Give all the lines below again, exactly, with no pictures.

Extracted data entries
** Begin **

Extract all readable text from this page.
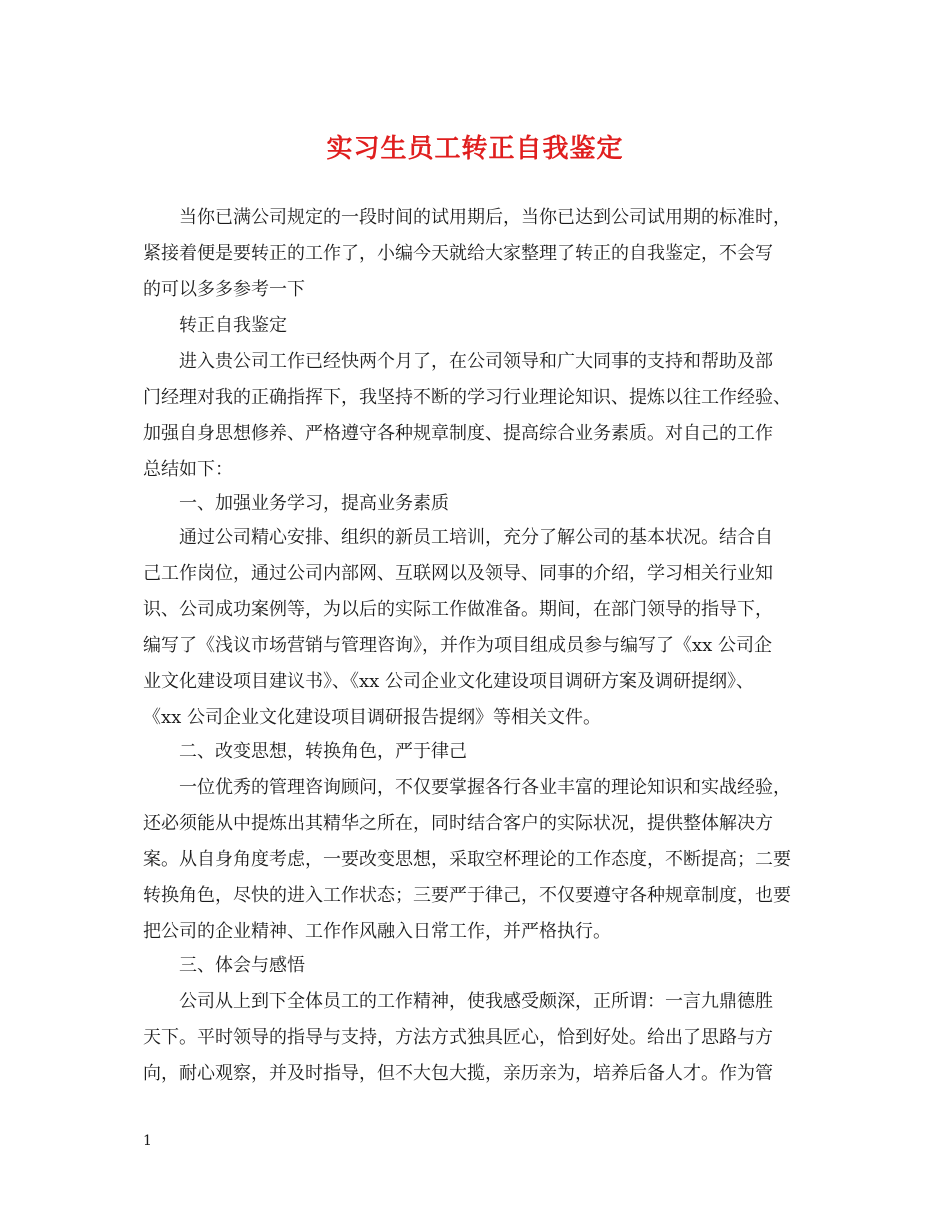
实习生员工转正自我鉴定

当你已满公司规定的一段时间的试用期后，当你已达到公司试用期的标准时，

紧接着便是要转正的工作了，小编今天就给大家整理了转正的自我鉴定，不会写

的可以多多参考一下

转正自我鉴定

进入贵公司工作已经快两个月了，在公司领导和广大同事的支持和帮助及部

门经理对我的正确指挥下，我坚持不断的学习行业理论知识、提炼以往工作经验、

加强自身思想修养、严格遵守各种规章制度、提高综合业务素质。对自己的工作

总结如下：

一、加强业务学习，提高业务素质

通过公司精心安排、组织的新员工培训，充分了解公司的基本状况。结合自

己工作岗位，通过公司内部网、互联网以及领导、同事的介绍，学习相关行业知

识、公司成功案例等，为以后的实际工作做准备。期间，在部门领导的指导下，

编写了《浅议市场营销与管理咨询》，并作为项目组成员参与编写了《xx 公司企

业文化建设项目建议书》、《xx 公司企业文化建设项目调研方案及调研提纲》、

《xx 公司企业文化建设项目调研报告提纲》等相关文件。

二、改变思想，转换角色，严于律己

一位优秀的管理咨询顾问，不仅要掌握各行各业丰富的理论知识和实战经验，

还必须能从中提炼出其精华之所在，同时结合客户的实际状况，提供整体解决方

案。从自身角度考虑，一要改变思想，采取空杯理论的工作态度，不断提高；二要

转换角色，尽快的进入工作状态；三要严于律己，不仅要遵守各种规章制度，也要

把公司的企业精神、工作作风融入日常工作，并严格执行。

三、体会与感悟

公司从上到下全体员工的工作精神，使我感受颇深，正所谓：一言九鼎德胜

天下。平时领导的指导与支持，方法方式独具匠心，恰到好处。给出了思路与方

向，耐心观察，并及时指导，但不大包大揽，亲历亲为，培养后备人才。作为管

1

** End **

## Solution to this problem
Extract all readable text from this page.
实习生员工转正自我鉴定

当你已满公司规定的一段时间的试用期后，当你已达到公司试用期的标准时，

紧接着便是要转正的工作了，小编今天就给大家整理了转正的自我鉴定，不会写

的可以多多参考一下

转正自我鉴定

进入贵公司工作已经快两个月了，在公司领导和广大同事的支持和帮助及部

门经理对我的正确指挥下，我坚持不断的学习行业理论知识、提炼以往工作经验、

加强自身思想修养、严格遵守各种规章制度、提高综合业务素质。对自己的工作

总结如下：

一、加强业务学习，提高业务素质

通过公司精心安排、组织的新员工培训，充分了解公司的基本状况。结合自

己工作岗位，通过公司内部网、互联网以及领导、同事的介绍，学习相关行业知

识、公司成功案例等，为以后的实际工作做准备。期间，在部门领导的指导下，

编写了《浅议市场营销与管理咨询》，并作为项目组成员参与编写了《xx 公司企

业文化建设项目建议书》、《xx 公司企业文化建设项目调研方案及调研提纲》、

《xx 公司企业文化建设项目调研报告提纲》等相关文件。

二、改变思想，转换角色，严于律己

一位优秀的管理咨询顾问，不仅要掌握各行各业丰富的理论知识和实战经验，

还必须能从中提炼出其精华之所在，同时结合客户的实际状况，提供整体解决方

案。从自身角度考虑，一要改变思想，采取空杯理论的工作态度，不断提高；二要

转换角色，尽快的进入工作状态；三要严于律己，不仅要遵守各种规章制度，也要

把公司的企业精神、工作作风融入日常工作，并严格执行。

三、体会与感悟

公司从上到下全体员工的工作精神，使我感受颇深，正所谓：一言九鼎德胜

天下。平时领导的指导与支持，方法方式独具匠心，恰到好处。给出了思路与方

向，耐心观察，并及时指导，但不大包大揽，亲历亲为，培养后备人才。作为管

1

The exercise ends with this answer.